━━ The input
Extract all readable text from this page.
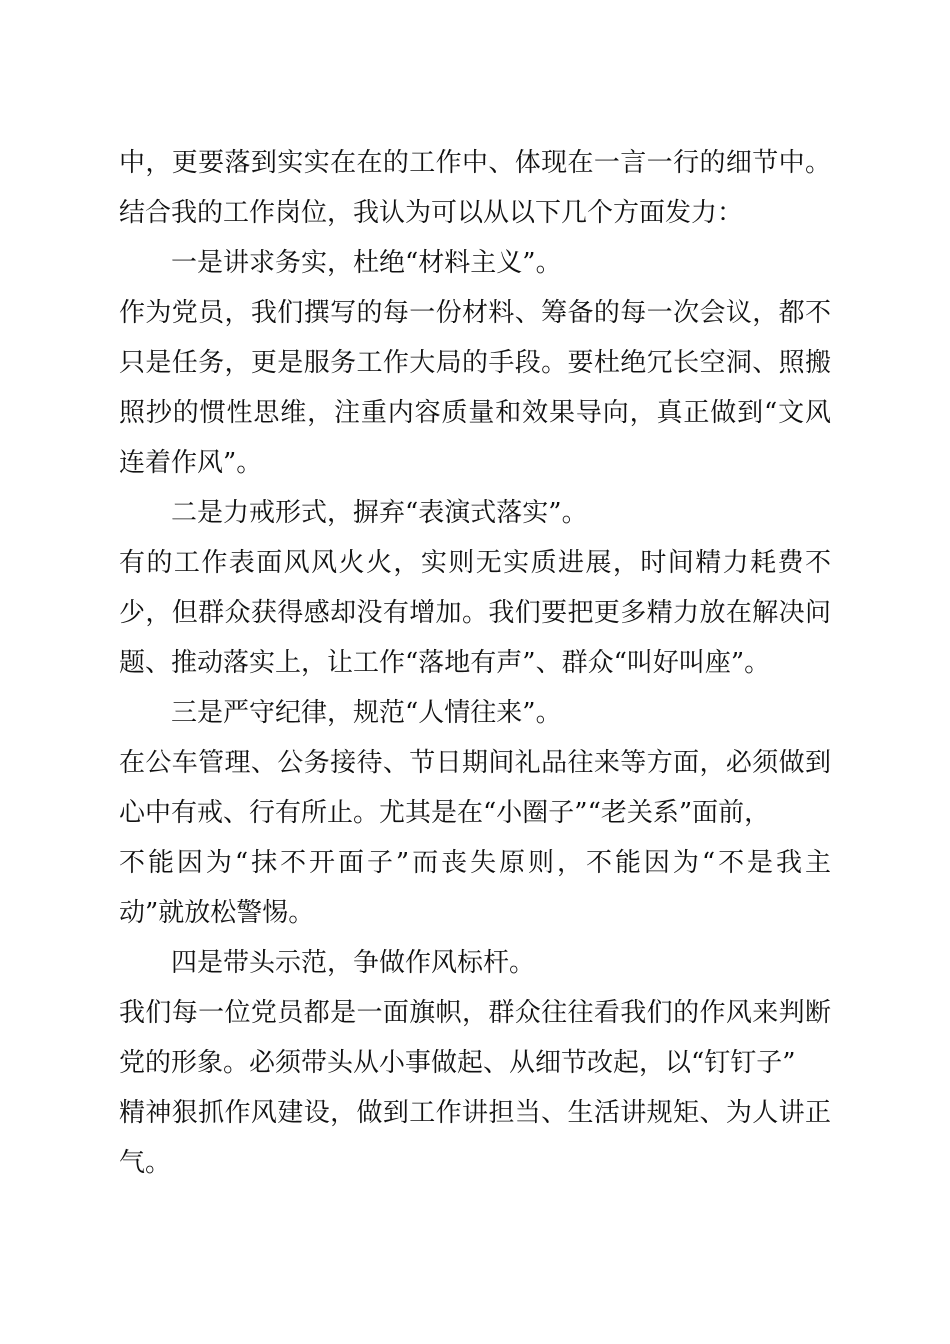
中，更要落到实实在在的工作中、体现在一言一行的细节中。
结合我的工作岗位，我认为可以从以下几个方面发力：
一是讲求务实，杜绝“材料主义”。
作为党员，我们撰写的每一份材料、筹备的每一次会议，都不
只是任务，更是服务工作大局的手段。要杜绝冗长空洞、照搬
照抄的惯性思维，注重内容质量和效果导向，真正做到“文风
连着作风”。
二是力戒形式，摒弃“表演式落实”。
有的工作表面风风火火，实则无实质进展，时间精力耗费不
少，但群众获得感却没有增加。我们要把更多精力放在解决问
题、推动落实上，让工作“落地有声”、群众“叫好叫座”。
三是严守纪律，规范“人情往来”。
在公车管理、公务接待、节日期间礼品往来等方面，必须做到
心中有戒、行有所止。尤其是在“小圈子”“老关系”面前，
不能因为“抹不开面子”而丧失原则，不能因为“不是我主
动”就放松警惕。
四是带头示范，争做作风标杆。
我们每一位党员都是一面旗帜，群众往往看我们的作风来判断
党的形象。必须带头从小事做起、从细节改起，以“钉钉子”
精神狠抓作风建设，做到工作讲担当、生活讲规矩、为人讲正
气。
━━━━
Written instruction. Repeat every record precisely. Any picture among them stays out of the copy.

Task output.
Extract all readable text from this page.
中，更要落到实实在在的工作中、体现在一言一行的细节中。
结合我的工作岗位，我认为可以从以下几个方面发力：
一是讲求务实，杜绝“材料主义”。
作为党员，我们撰写的每一份材料、筹备的每一次会议，都不
只是任务，更是服务工作大局的手段。要杜绝冗长空洞、照搬
照抄的惯性思维，注重内容质量和效果导向，真正做到“文风
连着作风”。
二是力戒形式，摒弃“表演式落实”。
有的工作表面风风火火，实则无实质进展，时间精力耗费不
少，但群众获得感却没有增加。我们要把更多精力放在解决问
题、推动落实上，让工作“落地有声”、群众“叫好叫座”。
三是严守纪律，规范“人情往来”。
在公车管理、公务接待、节日期间礼品往来等方面，必须做到
心中有戒、行有所止。尤其是在“小圈子”“老关系”面前，
不能因为“抹不开面子”而丧失原则，不能因为“不是我主
动”就放松警惕。
四是带头示范，争做作风标杆。
我们每一位党员都是一面旗帜，群众往往看我们的作风来判断
党的形象。必须带头从小事做起、从细节改起，以“钉钉子”
精神狠抓作风建设，做到工作讲担当、生活讲规矩、为人讲正
气。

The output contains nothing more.